** START DATA EXCERPTS **
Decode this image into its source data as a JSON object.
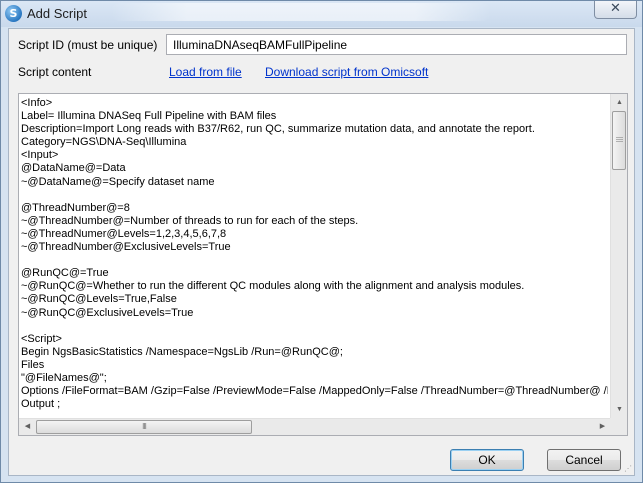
{
  "window": {
    "title": "Add Script",
    "close_icon": "close-icon",
    "app_icon": "app-icon"
  },
  "form": {
    "script_id_label": "Script ID (must be unique)",
    "script_id_value": "IlluminaDNAseqBAMFullPipeline",
    "script_content_label": "Script content",
    "load_link": "Load from file",
    "download_link": "Download script from Omicsoft"
  },
  "editor": {
    "content": "<Info>\nLabel= Illumina DNASeq Full Pipeline with BAM files\nDescription=Import Long reads with B37/R62, run QC, summarize mutation data, and annotate the report.\nCategory=NGS\\DNA-Seq\\Illumina\n<Input>\n@DataName@=Data\n~@DataName@=Specify dataset name\n\n@ThreadNumber@=8\n~@ThreadNumber@=Number of threads to run for each of the steps.\n~@ThreadNumer@Levels=1,2,3,4,5,6,7,8\n~@ThreadNumber@ExclusiveLevels=True\n\n@RunQC@=True\n~@RunQC@=Whether to run the different QC modules along with the alignment and analysis modules.\n~@RunQC@Levels=True,False\n~@RunQC@ExclusiveLevels=True\n\n<Script>\nBegin NgsBasicStatistics /Namespace=NgsLib /Run=@RunQC@;\nFiles\n\"@FileNames@\";\nOptions /FileFormat=BAM /Gzip=False /PreviewMode=False /MappedOnly=False /ThreadNumber=@ThreadNumber@ /Per...\nOutput ;",
    "hscroll_grip": "III"
  },
  "buttons": {
    "ok": "OK",
    "cancel": "Cancel"
  }
}
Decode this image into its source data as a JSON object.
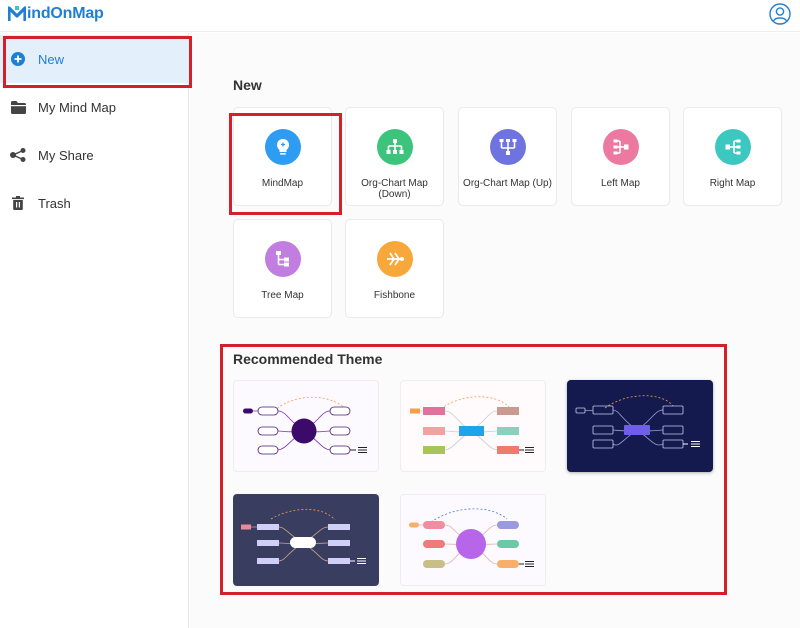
{
  "app": {
    "logo_text": "indOnMap",
    "logo_letter": "M"
  },
  "sidebar": {
    "items": [
      {
        "label": "New",
        "icon": "plus-circle-icon",
        "active": true
      },
      {
        "label": "My Mind Map",
        "icon": "folder-icon"
      },
      {
        "label": "My Share",
        "icon": "share-icon"
      },
      {
        "label": "Trash",
        "icon": "trash-icon"
      }
    ]
  },
  "main": {
    "new_title": "New",
    "templates": [
      {
        "label": "MindMap",
        "icon": "lightbulb-head-icon",
        "color": "#2e9cf0"
      },
      {
        "label": "Org-Chart Map (Down)",
        "icon": "org-chart-down-icon",
        "color": "#3cc47c"
      },
      {
        "label": "Org-Chart Map (Up)",
        "icon": "org-chart-up-icon",
        "color": "#6f73e0"
      },
      {
        "label": "Left Map",
        "icon": "left-map-icon",
        "color": "#ec7aa0"
      },
      {
        "label": "Right Map",
        "icon": "right-map-icon",
        "color": "#3cc8c0"
      },
      {
        "label": "Tree Map",
        "icon": "tree-map-icon",
        "color": "#c27de0"
      },
      {
        "label": "Fishbone",
        "icon": "fishbone-icon",
        "color": "#f8a83a"
      }
    ],
    "recommended_title": "Recommended Theme",
    "themes": [
      {
        "name": "theme-purple-light",
        "bg": "#fdfaff",
        "center": "#3c0a6b"
      },
      {
        "name": "theme-colorful-light",
        "bg": "#fffafb",
        "center": "#1aa6e8"
      },
      {
        "name": "theme-dark-navy",
        "bg": "#141a4e",
        "center": "#6f5ee8"
      },
      {
        "name": "theme-slate",
        "bg": "#393d60",
        "center": "#ffffff"
      },
      {
        "name": "theme-pastel",
        "bg": "#fdfaff",
        "center": "#b766ea"
      }
    ]
  },
  "colors": {
    "accent": "#1e7fd4",
    "highlight": "#d42029",
    "active_bg": "#e3effa"
  }
}
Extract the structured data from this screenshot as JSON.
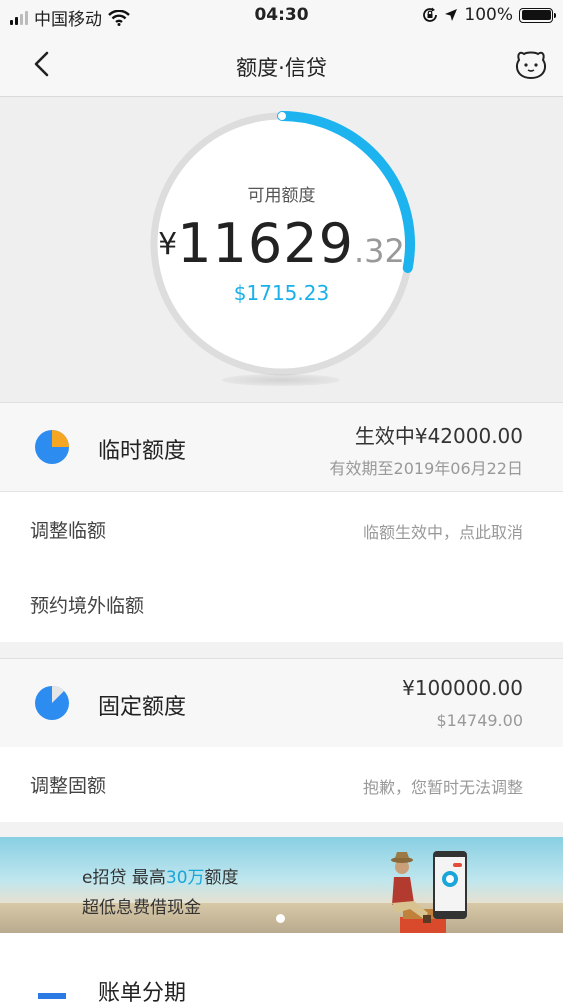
{
  "status_bar": {
    "carrier": "中国移动",
    "time": "04:30",
    "battery": "100%"
  },
  "nav": {
    "title": "额度·信贷"
  },
  "gauge": {
    "label": "可用额度",
    "currency": "¥",
    "amount_int": "11629",
    "amount_dec": ".32",
    "usd": "$1715.23",
    "used_fraction": 0.28,
    "accent_color": "#1cb3ee"
  },
  "temp_limit": {
    "title": "临时额度",
    "value": "生效中¥42000.00",
    "expiry": "有效期至2019年06月22日",
    "rows": [
      {
        "label": "调整临额",
        "hint": "临额生效中，点此取消"
      },
      {
        "label": "预约境外临额",
        "hint": ""
      }
    ]
  },
  "fixed_limit": {
    "title": "固定额度",
    "value": "¥100000.00",
    "usd": "$14749.00",
    "rows": [
      {
        "label": "调整固额",
        "hint": "抱歉，您暂时无法调整"
      }
    ]
  },
  "banner": {
    "line1_prefix": "e招贷  最高",
    "line1_highlight": "30万",
    "line1_suffix": "额度",
    "line2": "超低息费借现金"
  },
  "installment": {
    "title": "账单分期"
  }
}
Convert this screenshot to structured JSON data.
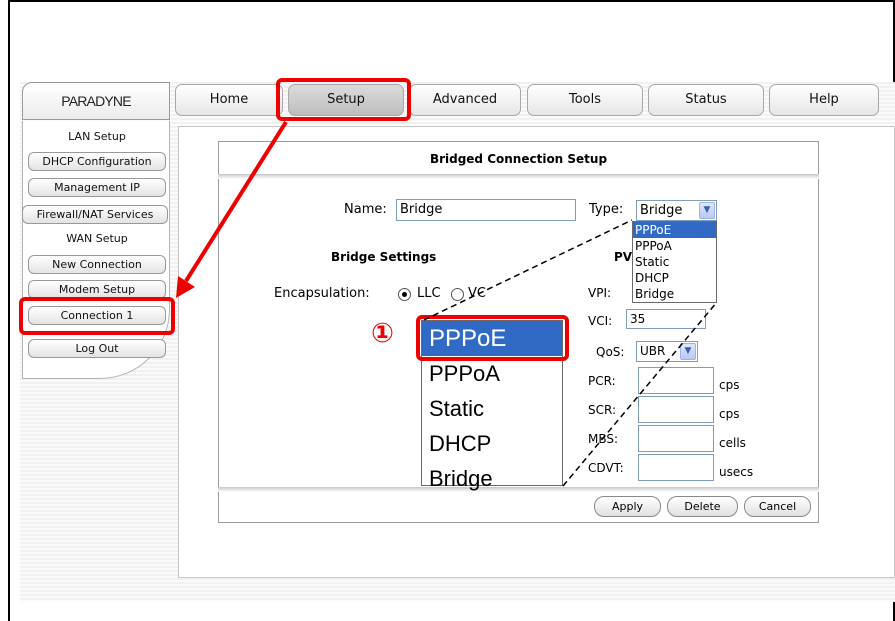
{
  "logo": "PARADYNE",
  "tabs": [
    "Home",
    "Setup",
    "Advanced",
    "Tools",
    "Status",
    "Help"
  ],
  "sidebar": {
    "items": [
      "LAN Setup",
      "DHCP Configuration",
      "Management IP",
      "Firewall/NAT Services",
      "WAN Setup",
      "New Connection",
      "Modem Setup",
      "Connection 1",
      "Log Out"
    ]
  },
  "panel": {
    "title": "Bridged Connection Setup",
    "name_label": "Name:",
    "name_value": "Bridge",
    "type_label": "Type:",
    "type_value": "Bridge",
    "type_options": [
      "PPPoE",
      "PPPoA",
      "Static",
      "DHCP",
      "Bridge"
    ],
    "bridge_settings": "Bridge Settings",
    "pvc_partial": "PV",
    "encapsulation_label": "Encapsulation:",
    "encap_llc": "LLC",
    "encap_vc": "VC",
    "vpi_label": "VPI:",
    "vci_label": "VCI:",
    "vci_value": "35",
    "qos_label": "QoS:",
    "qos_value": "UBR",
    "pcr_label": "PCR:",
    "pcr_unit": "cps",
    "scr_label": "SCR:",
    "scr_unit": "cps",
    "mbs_label": "MBS:",
    "mbs_unit": "cells",
    "cdvt_label": "CDVT:",
    "cdvt_unit": "usecs"
  },
  "buttons": {
    "apply": "Apply",
    "delete": "Delete",
    "cancel": "Cancel"
  },
  "annotation": {
    "step": "①"
  },
  "colors": {
    "highlight_red": "#ef0000",
    "selection_blue": "#316ac5"
  }
}
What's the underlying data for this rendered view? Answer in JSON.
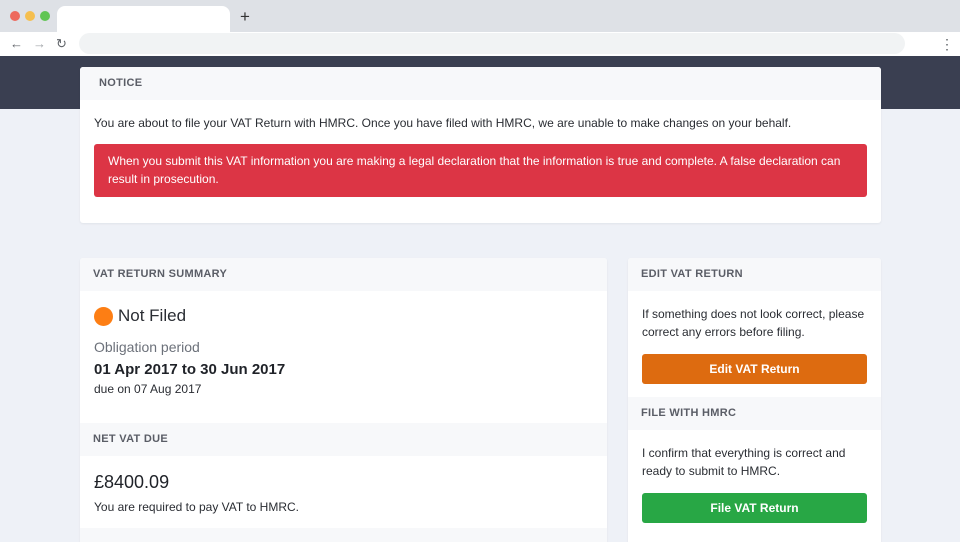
{
  "browser": {
    "new_tab_symbol": "+",
    "back_symbol": "←",
    "forward_symbol": "→",
    "reload_symbol": "↻",
    "menu_symbol": "⋮"
  },
  "notice": {
    "header": "NOTICE",
    "text": "You are about to file your VAT Return with HMRC. Once you have filed with HMRC, we are unable to make changes on your behalf.",
    "alert": "When you submit this VAT information you are making a legal declaration that the information is true and complete. A false declaration can result in prosecution."
  },
  "summary": {
    "header": "VAT RETURN SUMMARY",
    "status": "Not Filed",
    "obligation_label": "Obligation period",
    "period": "01 Apr 2017 to 30 Jun 2017",
    "due": "due on 07 Aug 2017"
  },
  "net_vat": {
    "header": "NET VAT DUE",
    "amount": "£8400.09",
    "note": "You are required to pay VAT to HMRC."
  },
  "edit": {
    "header": "EDIT VAT RETURN",
    "text": "If something does not look correct, please correct any errors before filing.",
    "button": "Edit VAT Return"
  },
  "file": {
    "header": "FILE WITH HMRC",
    "text": "I confirm that everything is correct and ready to submit to HMRC.",
    "button": "File VAT Return"
  },
  "colors": {
    "alert": "#dc3545",
    "status_not_filed": "#fd7e14",
    "edit_button": "#dd6b10",
    "file_button": "#28a745",
    "nav_band": "#3a3f51"
  }
}
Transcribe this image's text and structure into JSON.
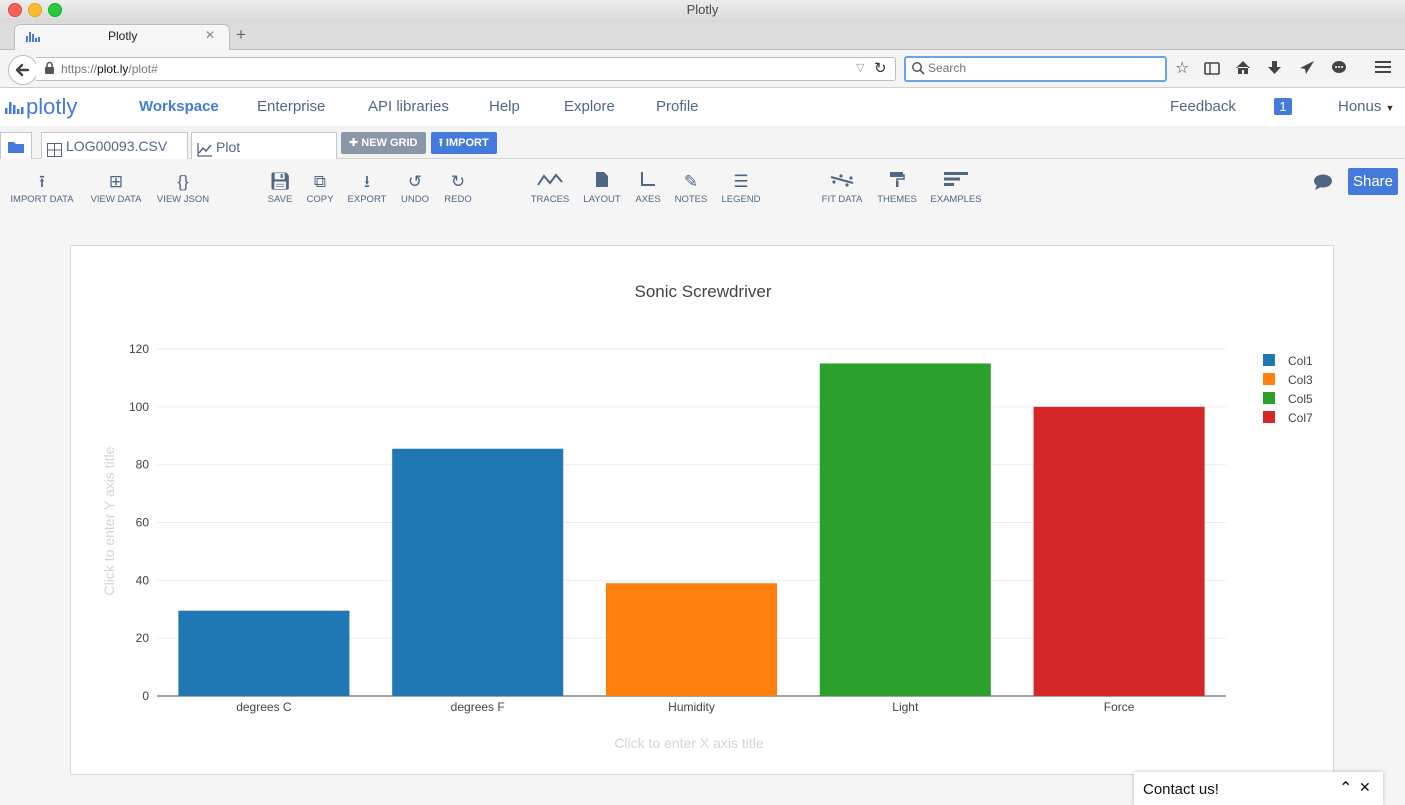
{
  "window": {
    "title": "Plotly"
  },
  "browser": {
    "tab_title": "Plotly",
    "url_prefix": "https://",
    "url_host": "plot.ly",
    "url_path": "/plot#",
    "search_placeholder": "Search",
    "new_tab_label": "+",
    "close_tab_label": "✕"
  },
  "plotly": {
    "logo_text": "plotly",
    "nav": [
      "Workspace",
      "Enterprise",
      "API libraries",
      "Help",
      "Explore",
      "Profile"
    ],
    "feedback": "Feedback",
    "notification_count": "1",
    "user": "Honus"
  },
  "grid_tabs": {
    "file_name": "LOG00093.CSV",
    "plot_tab": "Plot",
    "new_grid": "NEW GRID",
    "import": "IMPORT"
  },
  "toolbar": {
    "import_data": "IMPORT DATA",
    "view_data": "VIEW DATA",
    "view_json": "VIEW JSON",
    "save": "SAVE",
    "copy": "COPY",
    "export": "EXPORT",
    "undo": "UNDO",
    "redo": "REDO",
    "traces": "TRACES",
    "layout": "LAYOUT",
    "axes": "AXES",
    "notes": "NOTES",
    "legend": "LEGEND",
    "fit_data": "FIT DATA",
    "themes": "THEMES",
    "examples": "EXAMPLES",
    "share": "Share"
  },
  "chart_data": {
    "type": "bar",
    "title": "Sonic Screwdriver",
    "xlabel": "Click to enter X axis title",
    "ylabel": "Click to enter Y axis title",
    "categories": [
      "degrees C",
      "degrees F",
      "Humidity",
      "Light",
      "Force"
    ],
    "series": [
      {
        "name": "Col1",
        "color": "#1f77b4",
        "values": [
          29.5,
          85.5,
          null,
          null,
          null
        ]
      },
      {
        "name": "Col3",
        "color": "#ff7f0e",
        "values": [
          null,
          null,
          39,
          null,
          null
        ]
      },
      {
        "name": "Col5",
        "color": "#2ca02c",
        "values": [
          null,
          null,
          null,
          115,
          null
        ]
      },
      {
        "name": "Col7",
        "color": "#d62728",
        "values": [
          null,
          null,
          null,
          null,
          100
        ]
      }
    ],
    "ylim": [
      0,
      120
    ],
    "yticks": [
      0,
      20,
      40,
      60,
      80,
      100,
      120
    ],
    "grid": true,
    "legend_position": "top-right"
  },
  "contact": {
    "label": "Contact us!"
  }
}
** END DATA EXCERPTS **
# EXERCISE GOAL
Copy all lines from the material that include "screenshot".

# WORKED SOLUTION
Extract the structured data from this screenshot as JSON.
Convert this screenshot to structured JSON data.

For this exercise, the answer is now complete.